**Layout coordinate data:**

━━━━━━━━━━━━━━━━━━━━

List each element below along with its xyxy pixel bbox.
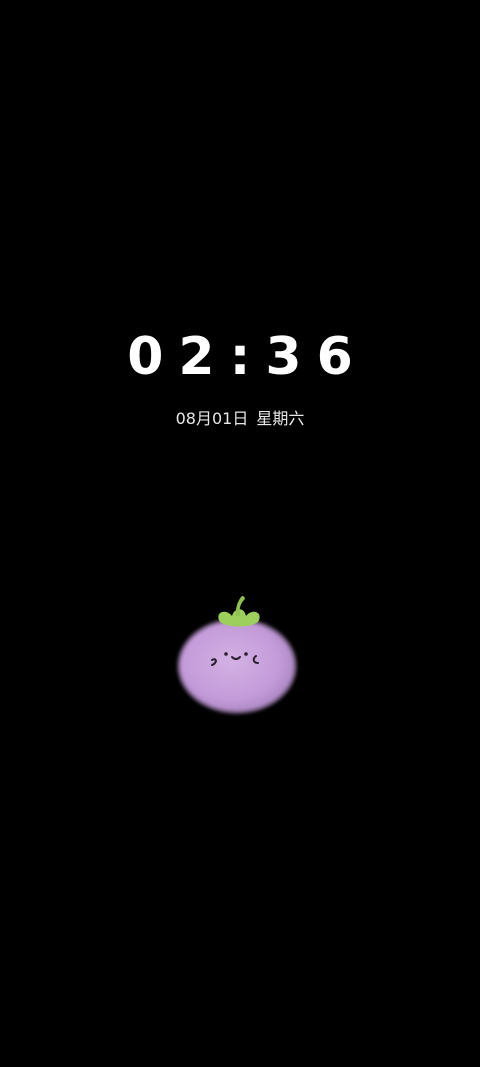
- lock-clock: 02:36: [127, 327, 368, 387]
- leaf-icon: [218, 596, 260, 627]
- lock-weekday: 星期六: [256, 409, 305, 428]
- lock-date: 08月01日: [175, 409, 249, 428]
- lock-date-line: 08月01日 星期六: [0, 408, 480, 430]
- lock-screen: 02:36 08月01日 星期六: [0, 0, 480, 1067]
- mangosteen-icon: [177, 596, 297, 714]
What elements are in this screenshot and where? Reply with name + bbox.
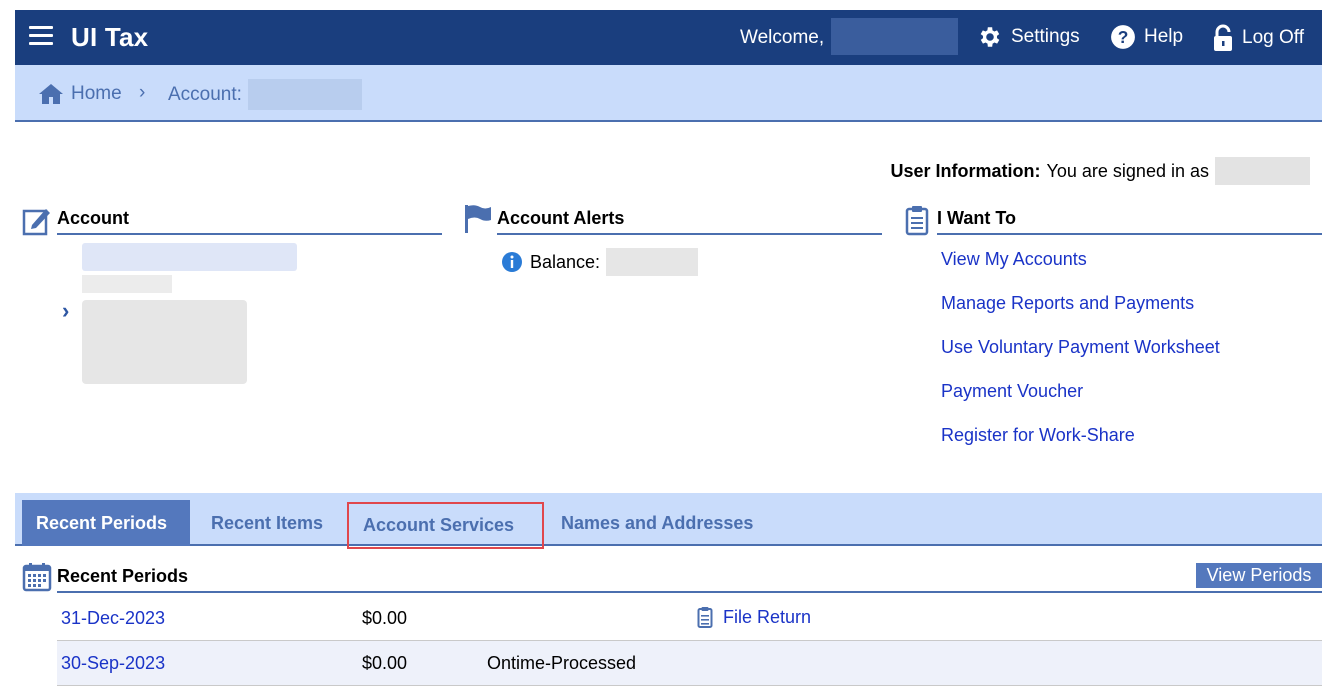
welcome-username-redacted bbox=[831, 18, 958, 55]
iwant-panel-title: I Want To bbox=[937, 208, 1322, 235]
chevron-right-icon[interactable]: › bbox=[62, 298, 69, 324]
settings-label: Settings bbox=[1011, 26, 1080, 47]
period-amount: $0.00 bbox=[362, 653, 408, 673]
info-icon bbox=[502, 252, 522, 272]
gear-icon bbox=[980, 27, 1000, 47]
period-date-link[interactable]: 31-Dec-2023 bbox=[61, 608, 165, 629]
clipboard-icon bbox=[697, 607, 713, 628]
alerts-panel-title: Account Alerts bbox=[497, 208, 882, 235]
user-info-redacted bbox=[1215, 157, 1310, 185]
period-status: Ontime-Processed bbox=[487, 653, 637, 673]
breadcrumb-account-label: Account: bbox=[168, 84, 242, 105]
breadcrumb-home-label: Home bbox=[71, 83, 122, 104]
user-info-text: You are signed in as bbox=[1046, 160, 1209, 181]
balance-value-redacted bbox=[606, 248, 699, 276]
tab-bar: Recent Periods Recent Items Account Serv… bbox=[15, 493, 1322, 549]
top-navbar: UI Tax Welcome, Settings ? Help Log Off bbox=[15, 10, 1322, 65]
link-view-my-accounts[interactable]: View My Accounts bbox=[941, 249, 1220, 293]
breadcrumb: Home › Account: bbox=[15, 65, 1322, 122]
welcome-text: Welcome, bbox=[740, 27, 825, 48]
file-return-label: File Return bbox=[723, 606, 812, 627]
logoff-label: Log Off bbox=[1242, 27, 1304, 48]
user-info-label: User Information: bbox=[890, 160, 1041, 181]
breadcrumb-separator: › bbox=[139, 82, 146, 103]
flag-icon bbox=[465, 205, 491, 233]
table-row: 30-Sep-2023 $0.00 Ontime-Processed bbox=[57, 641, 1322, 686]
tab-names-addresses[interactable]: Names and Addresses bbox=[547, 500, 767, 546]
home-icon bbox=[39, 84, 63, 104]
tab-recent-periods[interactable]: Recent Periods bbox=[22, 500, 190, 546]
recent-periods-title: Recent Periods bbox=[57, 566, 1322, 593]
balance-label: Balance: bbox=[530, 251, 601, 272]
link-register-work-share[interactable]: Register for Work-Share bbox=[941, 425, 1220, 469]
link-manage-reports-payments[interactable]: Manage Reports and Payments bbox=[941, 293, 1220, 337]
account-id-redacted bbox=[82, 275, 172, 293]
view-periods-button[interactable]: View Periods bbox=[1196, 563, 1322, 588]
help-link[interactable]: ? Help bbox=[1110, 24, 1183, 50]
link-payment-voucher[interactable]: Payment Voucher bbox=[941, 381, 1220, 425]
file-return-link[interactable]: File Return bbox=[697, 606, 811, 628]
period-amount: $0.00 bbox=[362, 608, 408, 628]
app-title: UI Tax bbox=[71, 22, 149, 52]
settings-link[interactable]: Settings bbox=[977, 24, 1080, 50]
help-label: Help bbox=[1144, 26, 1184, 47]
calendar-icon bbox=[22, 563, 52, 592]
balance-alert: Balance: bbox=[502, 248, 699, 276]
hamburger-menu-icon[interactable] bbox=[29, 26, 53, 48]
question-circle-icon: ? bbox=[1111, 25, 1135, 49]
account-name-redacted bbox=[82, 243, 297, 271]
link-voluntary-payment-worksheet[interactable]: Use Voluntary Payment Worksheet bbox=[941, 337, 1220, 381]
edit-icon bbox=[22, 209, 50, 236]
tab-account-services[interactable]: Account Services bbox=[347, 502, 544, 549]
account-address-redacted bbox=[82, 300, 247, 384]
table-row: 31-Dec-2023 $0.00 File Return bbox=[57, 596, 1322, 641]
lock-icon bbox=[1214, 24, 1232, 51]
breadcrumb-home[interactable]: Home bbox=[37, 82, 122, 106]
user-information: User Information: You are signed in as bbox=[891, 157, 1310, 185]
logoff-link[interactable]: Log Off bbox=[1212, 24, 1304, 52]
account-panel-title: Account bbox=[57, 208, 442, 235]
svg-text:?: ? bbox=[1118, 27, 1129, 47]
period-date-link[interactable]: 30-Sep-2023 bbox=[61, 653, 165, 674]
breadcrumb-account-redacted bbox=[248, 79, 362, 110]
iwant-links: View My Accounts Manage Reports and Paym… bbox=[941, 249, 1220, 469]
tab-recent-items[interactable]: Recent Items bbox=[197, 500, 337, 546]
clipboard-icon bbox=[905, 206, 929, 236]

━━━━━━━━━━━━━━━━━━━━

Swap "Log Off" for "Sign Out" everywhere it occurs in the lines above, keeping everything else the same. Leave the pictures out of your answer.

List each element below along with its xyxy pixel bbox.
- lock-clock: 02:36: [127, 327, 368, 387]
- leaf-icon: [218, 596, 260, 627]
- lock-weekday: 星期六: [256, 409, 305, 428]
- lock-date: 08月01日: [175, 409, 249, 428]
- lock-date-line: 08月01日 星期六: [0, 408, 480, 430]
- lock-screen: 02:36 08月01日 星期六: [0, 0, 480, 1067]
- mangosteen-icon: [177, 596, 297, 714]
What elements are in this screenshot and where? Reply with name + bbox.
welcome-username-redacted bbox=[831, 18, 958, 55]
iwant-panel-title: I Want To bbox=[937, 208, 1322, 235]
chevron-right-icon[interactable]: › bbox=[62, 298, 69, 324]
settings-label: Settings bbox=[1011, 26, 1080, 47]
period-amount: $0.00 bbox=[362, 653, 408, 673]
info-icon bbox=[502, 252, 522, 272]
gear-icon bbox=[980, 27, 1000, 47]
period-date-link[interactable]: 31-Dec-2023 bbox=[61, 608, 165, 629]
clipboard-icon bbox=[697, 607, 713, 628]
alerts-panel-title: Account Alerts bbox=[497, 208, 882, 235]
user-info-redacted bbox=[1215, 157, 1310, 185]
period-status: Ontime-Processed bbox=[487, 653, 637, 673]
breadcrumb-account-label: Account: bbox=[168, 84, 242, 105]
breadcrumb-home-label: Home bbox=[71, 83, 122, 104]
user-info-text: You are signed in as bbox=[1046, 160, 1209, 181]
balance-value-redacted bbox=[606, 248, 699, 276]
tab-bar: Recent Periods Recent Items Account Serv… bbox=[15, 493, 1322, 549]
top-navbar: UI Tax Welcome, Settings ? Help Sign Out bbox=[15, 10, 1322, 65]
link-view-my-accounts[interactable]: View My Accounts bbox=[941, 249, 1220, 293]
breadcrumb: Home › Account: bbox=[15, 65, 1322, 122]
welcome-text: Welcome, bbox=[740, 27, 825, 48]
file-return-label: File Return bbox=[723, 606, 812, 627]
logoff-label: Sign Out bbox=[1242, 27, 1304, 48]
user-info-label: User Information: bbox=[890, 160, 1041, 181]
breadcrumb-separator: › bbox=[139, 82, 146, 103]
flag-icon bbox=[465, 205, 491, 233]
table-row: 30-Sep-2023 $0.00 Ontime-Processed bbox=[57, 641, 1322, 686]
tab-names-addresses[interactable]: Names and Addresses bbox=[547, 500, 767, 546]
home-icon bbox=[39, 84, 63, 104]
tab-recent-periods[interactable]: Recent Periods bbox=[22, 500, 190, 546]
recent-periods-title: Recent Periods bbox=[57, 566, 1322, 593]
balance-label: Balance: bbox=[530, 251, 601, 272]
link-register-work-share[interactable]: Register for Work-Share bbox=[941, 425, 1220, 469]
link-manage-reports-payments[interactable]: Manage Reports and Payments bbox=[941, 293, 1220, 337]
account-id-redacted bbox=[82, 275, 172, 293]
view-periods-button[interactable]: View Periods bbox=[1196, 563, 1322, 588]
help-link[interactable]: ? Help bbox=[1110, 24, 1183, 50]
link-payment-voucher[interactable]: Payment Voucher bbox=[941, 381, 1220, 425]
file-return-link[interactable]: File Return bbox=[697, 606, 811, 628]
period-amount: $0.00 bbox=[362, 608, 408, 628]
app-title: UI Tax bbox=[71, 22, 149, 52]
settings-link[interactable]: Settings bbox=[977, 24, 1080, 50]
help-label: Help bbox=[1144, 26, 1184, 47]
calendar-icon bbox=[22, 563, 52, 592]
balance-alert: Balance: bbox=[502, 248, 699, 276]
hamburger-menu-icon[interactable] bbox=[29, 26, 53, 48]
question-circle-icon: ? bbox=[1111, 25, 1135, 49]
account-name-redacted bbox=[82, 243, 297, 271]
link-voluntary-payment-worksheet[interactable]: Use Voluntary Payment Worksheet bbox=[941, 337, 1220, 381]
edit-icon bbox=[22, 209, 50, 236]
tab-account-services[interactable]: Account Services bbox=[347, 502, 544, 549]
account-address-redacted bbox=[82, 300, 247, 384]
table-row: 31-Dec-2023 $0.00 File Return bbox=[57, 596, 1322, 641]
lock-icon bbox=[1214, 24, 1232, 51]
breadcrumb-home[interactable]: Home bbox=[37, 82, 122, 106]
user-information: User Information: You are signed in as bbox=[891, 157, 1310, 185]
logoff-link[interactable]: Sign Out bbox=[1212, 24, 1304, 52]
account-panel-title: Account bbox=[57, 208, 442, 235]
svg-text:?: ? bbox=[1118, 27, 1129, 47]
period-date-link[interactable]: 30-Sep-2023 bbox=[61, 653, 165, 674]
breadcrumb-account-redacted bbox=[248, 79, 362, 110]
iwant-links: View My Accounts Manage Reports and Paym… bbox=[941, 249, 1220, 469]
tab-recent-items[interactable]: Recent Items bbox=[197, 500, 337, 546]
clipboard-icon bbox=[905, 206, 929, 236]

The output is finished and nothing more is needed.